Task goal:
From the records, pick out and copy each line containing "telephones".

Excerpted data:
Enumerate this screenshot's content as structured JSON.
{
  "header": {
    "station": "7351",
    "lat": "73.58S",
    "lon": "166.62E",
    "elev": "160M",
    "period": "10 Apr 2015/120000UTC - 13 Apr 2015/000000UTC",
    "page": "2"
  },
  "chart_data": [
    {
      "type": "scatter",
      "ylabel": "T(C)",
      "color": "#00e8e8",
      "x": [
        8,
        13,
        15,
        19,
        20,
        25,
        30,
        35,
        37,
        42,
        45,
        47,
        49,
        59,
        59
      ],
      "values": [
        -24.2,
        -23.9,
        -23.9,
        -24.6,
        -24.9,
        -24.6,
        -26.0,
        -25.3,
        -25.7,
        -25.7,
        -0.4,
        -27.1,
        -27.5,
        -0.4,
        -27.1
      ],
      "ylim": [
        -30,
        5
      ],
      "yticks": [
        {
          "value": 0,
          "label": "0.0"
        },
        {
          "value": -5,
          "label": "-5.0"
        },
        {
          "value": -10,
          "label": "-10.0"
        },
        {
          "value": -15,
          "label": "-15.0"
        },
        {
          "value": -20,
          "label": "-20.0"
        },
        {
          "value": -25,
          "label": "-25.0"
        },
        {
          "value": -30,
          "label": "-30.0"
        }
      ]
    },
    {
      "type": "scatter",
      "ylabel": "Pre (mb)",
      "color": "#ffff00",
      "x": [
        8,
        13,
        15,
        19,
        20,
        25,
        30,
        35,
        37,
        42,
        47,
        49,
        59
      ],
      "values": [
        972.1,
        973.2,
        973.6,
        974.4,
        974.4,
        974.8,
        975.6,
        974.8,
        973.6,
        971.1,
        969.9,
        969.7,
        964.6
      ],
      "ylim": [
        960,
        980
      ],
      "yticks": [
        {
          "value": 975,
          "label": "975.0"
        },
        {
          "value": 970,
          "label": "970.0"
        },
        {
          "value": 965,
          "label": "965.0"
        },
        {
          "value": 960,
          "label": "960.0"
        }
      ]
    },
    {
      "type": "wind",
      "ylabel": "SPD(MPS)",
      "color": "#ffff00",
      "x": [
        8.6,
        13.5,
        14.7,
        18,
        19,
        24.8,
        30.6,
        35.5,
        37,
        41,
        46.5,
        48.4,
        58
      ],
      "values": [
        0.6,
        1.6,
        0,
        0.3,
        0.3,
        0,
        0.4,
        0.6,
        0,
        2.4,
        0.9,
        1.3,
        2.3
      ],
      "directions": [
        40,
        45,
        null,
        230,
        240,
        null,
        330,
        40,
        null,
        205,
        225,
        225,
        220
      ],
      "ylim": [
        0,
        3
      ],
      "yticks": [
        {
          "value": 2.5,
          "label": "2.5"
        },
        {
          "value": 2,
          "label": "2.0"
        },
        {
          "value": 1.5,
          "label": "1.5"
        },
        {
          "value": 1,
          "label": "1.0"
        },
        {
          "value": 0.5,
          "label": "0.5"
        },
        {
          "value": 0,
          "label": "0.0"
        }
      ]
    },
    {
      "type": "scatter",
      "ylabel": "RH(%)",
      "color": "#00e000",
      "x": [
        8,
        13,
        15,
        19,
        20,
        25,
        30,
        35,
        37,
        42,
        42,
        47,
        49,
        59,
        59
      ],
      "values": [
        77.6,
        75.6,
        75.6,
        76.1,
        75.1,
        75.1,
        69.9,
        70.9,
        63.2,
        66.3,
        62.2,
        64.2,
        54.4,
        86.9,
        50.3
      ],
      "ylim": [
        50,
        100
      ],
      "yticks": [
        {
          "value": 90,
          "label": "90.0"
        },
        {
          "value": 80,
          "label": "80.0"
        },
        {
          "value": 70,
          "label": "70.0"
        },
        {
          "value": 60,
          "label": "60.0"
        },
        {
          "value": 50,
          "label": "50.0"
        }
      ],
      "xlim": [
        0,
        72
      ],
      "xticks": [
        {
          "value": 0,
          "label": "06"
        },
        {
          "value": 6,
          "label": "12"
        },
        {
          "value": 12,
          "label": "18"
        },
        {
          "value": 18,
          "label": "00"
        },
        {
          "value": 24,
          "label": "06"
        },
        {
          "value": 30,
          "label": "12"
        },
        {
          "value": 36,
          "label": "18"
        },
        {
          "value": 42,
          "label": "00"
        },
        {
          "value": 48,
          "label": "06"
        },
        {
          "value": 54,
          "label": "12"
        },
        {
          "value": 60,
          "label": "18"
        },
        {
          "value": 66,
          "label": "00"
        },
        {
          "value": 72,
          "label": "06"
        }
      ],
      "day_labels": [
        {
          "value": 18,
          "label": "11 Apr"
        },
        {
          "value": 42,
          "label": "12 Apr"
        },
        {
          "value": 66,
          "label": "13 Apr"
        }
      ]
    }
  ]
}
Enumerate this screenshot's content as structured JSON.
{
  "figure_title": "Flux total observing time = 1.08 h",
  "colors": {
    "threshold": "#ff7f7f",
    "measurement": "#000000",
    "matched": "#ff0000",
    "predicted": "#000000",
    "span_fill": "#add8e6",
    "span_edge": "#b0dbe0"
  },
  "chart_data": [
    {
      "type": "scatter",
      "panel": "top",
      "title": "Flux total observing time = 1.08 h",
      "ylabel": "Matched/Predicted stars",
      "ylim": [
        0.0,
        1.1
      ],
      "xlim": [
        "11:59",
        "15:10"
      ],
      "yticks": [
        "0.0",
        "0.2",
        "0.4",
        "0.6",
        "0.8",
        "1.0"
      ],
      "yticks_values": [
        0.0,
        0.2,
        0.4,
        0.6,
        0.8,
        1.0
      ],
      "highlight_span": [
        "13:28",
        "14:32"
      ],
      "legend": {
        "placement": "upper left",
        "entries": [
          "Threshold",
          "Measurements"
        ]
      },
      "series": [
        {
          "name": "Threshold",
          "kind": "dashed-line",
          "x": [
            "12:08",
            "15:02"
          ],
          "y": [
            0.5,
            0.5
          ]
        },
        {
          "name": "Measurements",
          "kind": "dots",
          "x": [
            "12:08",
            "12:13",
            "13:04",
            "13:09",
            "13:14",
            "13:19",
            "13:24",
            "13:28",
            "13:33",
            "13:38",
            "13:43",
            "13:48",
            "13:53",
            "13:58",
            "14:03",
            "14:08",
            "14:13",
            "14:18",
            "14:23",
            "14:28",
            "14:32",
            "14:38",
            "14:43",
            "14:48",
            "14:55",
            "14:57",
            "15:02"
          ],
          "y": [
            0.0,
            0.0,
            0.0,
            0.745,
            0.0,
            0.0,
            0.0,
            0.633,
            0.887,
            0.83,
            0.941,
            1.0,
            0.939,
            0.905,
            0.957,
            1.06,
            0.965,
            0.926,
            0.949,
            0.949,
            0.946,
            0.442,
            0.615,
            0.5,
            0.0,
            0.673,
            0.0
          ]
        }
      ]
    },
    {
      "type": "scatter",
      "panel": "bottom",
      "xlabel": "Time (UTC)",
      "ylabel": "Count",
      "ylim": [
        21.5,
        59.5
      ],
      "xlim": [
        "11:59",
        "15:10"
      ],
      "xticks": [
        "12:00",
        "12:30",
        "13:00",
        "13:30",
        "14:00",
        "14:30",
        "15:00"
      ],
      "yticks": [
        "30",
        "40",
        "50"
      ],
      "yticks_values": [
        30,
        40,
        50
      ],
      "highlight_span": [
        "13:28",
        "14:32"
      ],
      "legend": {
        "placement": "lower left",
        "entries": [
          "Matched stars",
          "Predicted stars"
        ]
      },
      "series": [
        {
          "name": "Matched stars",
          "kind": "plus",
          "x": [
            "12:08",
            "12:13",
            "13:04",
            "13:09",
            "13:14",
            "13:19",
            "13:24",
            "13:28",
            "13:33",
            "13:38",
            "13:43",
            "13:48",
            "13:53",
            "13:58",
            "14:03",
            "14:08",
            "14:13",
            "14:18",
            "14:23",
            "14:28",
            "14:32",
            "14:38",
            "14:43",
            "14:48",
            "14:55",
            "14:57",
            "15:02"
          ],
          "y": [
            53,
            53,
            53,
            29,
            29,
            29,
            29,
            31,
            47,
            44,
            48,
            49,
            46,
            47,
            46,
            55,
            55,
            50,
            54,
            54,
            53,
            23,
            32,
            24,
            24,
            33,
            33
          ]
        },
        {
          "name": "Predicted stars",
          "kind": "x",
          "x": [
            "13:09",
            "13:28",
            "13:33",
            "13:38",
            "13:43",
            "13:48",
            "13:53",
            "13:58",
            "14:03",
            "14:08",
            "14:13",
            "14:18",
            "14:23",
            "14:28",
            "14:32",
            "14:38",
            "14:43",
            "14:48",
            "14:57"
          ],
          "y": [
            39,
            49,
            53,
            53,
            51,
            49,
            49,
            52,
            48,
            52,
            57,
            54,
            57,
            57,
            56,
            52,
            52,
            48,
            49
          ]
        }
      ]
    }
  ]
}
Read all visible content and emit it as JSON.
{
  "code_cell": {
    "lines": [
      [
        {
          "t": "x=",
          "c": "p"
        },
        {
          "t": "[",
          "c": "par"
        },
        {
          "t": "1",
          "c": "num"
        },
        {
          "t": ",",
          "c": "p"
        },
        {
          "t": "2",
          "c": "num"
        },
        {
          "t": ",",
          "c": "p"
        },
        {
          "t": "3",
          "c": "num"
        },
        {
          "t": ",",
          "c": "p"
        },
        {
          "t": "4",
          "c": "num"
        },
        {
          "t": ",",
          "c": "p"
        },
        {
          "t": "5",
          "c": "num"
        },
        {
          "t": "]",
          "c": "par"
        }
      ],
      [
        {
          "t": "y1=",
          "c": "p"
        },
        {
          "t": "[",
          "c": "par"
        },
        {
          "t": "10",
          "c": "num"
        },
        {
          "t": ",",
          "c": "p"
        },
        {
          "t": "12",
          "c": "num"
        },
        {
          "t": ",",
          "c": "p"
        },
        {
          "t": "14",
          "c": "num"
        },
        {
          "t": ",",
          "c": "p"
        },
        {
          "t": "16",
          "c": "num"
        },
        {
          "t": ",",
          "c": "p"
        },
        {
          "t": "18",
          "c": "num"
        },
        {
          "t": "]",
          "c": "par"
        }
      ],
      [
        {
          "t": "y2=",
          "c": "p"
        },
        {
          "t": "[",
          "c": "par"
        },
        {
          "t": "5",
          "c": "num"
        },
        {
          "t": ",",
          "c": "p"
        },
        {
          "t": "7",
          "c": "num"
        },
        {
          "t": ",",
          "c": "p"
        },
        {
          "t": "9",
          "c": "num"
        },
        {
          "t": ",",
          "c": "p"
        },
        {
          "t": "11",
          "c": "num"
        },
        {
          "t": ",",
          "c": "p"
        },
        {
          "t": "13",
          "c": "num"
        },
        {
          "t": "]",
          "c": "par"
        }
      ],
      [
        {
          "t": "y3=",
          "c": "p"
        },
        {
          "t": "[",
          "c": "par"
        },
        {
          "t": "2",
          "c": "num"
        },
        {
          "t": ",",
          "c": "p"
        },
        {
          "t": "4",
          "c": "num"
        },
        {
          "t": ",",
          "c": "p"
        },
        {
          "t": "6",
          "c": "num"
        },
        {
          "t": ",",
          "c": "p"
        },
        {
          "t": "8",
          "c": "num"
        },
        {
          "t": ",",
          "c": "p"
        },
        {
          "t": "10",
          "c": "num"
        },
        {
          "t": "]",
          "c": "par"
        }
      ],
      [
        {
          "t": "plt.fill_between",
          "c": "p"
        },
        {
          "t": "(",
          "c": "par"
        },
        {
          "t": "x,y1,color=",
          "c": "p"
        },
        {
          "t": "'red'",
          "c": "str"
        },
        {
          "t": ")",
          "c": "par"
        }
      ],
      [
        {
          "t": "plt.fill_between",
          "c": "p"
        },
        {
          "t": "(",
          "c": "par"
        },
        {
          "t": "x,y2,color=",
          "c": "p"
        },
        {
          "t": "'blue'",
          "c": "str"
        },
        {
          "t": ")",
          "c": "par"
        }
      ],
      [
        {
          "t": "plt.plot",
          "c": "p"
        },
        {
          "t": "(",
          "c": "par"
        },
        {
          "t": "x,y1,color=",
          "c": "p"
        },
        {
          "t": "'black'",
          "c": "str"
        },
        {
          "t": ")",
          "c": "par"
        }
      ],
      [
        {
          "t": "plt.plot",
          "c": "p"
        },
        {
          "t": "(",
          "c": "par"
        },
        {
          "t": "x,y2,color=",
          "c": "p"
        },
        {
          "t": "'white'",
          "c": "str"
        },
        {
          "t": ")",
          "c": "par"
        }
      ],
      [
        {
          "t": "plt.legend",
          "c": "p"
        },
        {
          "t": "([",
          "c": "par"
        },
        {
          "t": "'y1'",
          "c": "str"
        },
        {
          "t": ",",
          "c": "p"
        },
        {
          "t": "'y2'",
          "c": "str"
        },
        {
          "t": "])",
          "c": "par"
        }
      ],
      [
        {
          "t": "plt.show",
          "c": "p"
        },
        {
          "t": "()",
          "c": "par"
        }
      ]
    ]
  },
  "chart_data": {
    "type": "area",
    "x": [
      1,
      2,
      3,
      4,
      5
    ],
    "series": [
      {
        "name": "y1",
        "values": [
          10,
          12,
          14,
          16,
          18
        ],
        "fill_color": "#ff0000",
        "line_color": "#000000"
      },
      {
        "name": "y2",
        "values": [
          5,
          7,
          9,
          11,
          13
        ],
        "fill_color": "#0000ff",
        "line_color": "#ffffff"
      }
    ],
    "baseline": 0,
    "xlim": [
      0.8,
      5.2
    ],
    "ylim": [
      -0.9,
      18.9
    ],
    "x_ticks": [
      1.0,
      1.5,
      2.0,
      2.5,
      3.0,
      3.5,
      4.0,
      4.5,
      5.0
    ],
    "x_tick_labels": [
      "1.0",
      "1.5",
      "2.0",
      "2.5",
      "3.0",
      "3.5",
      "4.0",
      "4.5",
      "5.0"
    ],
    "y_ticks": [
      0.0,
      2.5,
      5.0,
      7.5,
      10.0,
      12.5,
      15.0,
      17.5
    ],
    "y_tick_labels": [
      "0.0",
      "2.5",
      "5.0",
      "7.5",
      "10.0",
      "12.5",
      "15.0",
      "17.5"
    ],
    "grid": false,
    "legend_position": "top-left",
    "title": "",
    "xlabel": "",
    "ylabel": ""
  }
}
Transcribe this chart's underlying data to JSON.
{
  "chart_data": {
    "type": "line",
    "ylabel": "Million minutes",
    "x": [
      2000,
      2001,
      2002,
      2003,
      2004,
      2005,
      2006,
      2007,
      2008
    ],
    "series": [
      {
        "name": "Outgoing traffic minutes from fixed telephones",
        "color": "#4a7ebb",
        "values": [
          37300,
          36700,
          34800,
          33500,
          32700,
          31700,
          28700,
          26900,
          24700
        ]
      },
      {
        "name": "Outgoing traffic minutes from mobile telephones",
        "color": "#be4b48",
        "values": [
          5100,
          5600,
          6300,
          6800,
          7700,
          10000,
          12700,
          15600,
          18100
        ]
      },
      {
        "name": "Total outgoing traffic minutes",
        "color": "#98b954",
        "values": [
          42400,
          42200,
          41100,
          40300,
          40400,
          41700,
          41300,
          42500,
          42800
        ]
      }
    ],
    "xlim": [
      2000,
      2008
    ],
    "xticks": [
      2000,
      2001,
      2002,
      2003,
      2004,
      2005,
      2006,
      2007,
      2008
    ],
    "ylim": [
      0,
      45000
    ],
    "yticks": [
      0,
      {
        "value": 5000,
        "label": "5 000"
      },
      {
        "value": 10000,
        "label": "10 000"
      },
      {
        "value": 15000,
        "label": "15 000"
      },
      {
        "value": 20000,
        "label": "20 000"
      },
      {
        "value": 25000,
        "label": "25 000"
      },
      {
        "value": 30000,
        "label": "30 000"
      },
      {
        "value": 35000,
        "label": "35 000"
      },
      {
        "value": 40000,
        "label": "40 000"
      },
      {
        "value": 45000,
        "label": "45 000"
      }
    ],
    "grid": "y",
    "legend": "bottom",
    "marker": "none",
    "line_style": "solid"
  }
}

Exercise output:
        "name": "Outgoing traffic minutes from fixed telephones",
        "name": "Outgoing traffic minutes from mobile telephones",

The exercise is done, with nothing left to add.